Lines of data:
===============

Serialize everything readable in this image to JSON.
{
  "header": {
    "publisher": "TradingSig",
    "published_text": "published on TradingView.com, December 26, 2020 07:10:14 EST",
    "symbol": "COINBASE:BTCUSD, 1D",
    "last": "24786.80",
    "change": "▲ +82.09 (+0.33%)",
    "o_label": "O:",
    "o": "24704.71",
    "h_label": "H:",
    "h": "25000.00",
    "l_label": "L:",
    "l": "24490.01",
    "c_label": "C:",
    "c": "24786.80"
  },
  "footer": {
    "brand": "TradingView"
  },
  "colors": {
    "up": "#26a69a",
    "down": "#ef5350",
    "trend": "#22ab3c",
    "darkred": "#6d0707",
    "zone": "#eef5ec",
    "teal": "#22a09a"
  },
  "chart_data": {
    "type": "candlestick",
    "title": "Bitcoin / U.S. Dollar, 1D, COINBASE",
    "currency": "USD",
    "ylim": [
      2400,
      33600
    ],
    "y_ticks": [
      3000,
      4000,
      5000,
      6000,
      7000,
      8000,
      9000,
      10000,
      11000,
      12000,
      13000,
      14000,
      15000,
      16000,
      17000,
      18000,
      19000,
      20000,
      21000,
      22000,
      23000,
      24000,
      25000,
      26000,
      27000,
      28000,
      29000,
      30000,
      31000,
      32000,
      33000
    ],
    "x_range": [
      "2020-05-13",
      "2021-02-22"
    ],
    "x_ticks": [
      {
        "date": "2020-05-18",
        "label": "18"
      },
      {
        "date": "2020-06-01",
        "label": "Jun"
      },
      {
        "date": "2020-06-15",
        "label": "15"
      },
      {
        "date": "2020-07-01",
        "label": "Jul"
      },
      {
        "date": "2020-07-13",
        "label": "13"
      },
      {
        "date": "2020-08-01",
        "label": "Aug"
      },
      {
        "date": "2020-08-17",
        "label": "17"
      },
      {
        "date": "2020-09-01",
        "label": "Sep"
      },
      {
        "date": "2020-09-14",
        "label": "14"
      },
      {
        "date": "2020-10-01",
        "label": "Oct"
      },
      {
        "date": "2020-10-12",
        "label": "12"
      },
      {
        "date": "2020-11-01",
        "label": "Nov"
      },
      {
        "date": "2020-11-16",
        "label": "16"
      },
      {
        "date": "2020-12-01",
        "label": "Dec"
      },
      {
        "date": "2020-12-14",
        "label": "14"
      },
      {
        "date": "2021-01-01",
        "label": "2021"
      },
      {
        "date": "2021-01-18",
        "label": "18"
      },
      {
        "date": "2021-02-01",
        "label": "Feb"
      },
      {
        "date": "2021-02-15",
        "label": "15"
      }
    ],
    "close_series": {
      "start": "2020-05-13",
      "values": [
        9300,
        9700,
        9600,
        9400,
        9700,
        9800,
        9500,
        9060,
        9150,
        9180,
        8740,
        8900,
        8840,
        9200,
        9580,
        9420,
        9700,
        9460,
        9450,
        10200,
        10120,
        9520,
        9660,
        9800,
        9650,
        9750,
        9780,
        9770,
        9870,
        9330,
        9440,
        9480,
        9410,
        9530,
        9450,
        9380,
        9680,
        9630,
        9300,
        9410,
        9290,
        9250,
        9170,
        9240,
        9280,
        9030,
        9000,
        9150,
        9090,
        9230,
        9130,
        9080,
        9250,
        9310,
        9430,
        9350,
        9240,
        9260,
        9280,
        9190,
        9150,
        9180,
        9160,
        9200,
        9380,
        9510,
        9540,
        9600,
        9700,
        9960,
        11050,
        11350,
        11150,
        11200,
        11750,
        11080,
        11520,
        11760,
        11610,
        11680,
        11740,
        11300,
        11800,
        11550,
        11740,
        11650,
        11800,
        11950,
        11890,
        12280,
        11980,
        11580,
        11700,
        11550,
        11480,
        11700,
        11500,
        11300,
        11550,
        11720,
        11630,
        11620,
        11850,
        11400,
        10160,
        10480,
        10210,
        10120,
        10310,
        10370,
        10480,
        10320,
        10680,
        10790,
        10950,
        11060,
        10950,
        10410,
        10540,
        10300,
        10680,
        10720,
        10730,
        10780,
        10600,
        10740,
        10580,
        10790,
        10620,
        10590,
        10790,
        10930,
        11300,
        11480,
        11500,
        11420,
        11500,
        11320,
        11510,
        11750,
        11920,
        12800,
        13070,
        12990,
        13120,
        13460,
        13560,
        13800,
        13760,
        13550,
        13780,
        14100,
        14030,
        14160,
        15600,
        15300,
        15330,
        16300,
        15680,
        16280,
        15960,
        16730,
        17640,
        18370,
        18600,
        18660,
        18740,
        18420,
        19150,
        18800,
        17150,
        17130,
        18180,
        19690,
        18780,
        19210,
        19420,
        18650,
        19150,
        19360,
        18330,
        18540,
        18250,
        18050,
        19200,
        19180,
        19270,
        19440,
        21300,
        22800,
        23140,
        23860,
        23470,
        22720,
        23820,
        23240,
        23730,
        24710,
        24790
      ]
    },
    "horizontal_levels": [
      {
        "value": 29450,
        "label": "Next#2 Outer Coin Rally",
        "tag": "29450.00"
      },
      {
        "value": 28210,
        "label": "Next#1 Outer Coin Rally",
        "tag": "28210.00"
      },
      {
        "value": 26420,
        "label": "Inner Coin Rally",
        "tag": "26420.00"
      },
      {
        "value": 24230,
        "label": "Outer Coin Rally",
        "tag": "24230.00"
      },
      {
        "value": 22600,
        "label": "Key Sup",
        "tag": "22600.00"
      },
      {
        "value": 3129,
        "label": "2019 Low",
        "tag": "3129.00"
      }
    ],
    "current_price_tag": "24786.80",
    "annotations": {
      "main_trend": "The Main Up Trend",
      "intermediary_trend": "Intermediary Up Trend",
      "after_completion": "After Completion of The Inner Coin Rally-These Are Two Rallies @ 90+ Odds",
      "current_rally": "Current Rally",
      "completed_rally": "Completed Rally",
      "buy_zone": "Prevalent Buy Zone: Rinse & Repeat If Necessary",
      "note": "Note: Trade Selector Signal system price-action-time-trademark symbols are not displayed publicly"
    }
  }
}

===============

### Short task
Pull out each line holding the string "Next".

### The output
        "label": "Next#2 Outer Coin Rally",
        "label": "Next#1 Outer Coin Rally",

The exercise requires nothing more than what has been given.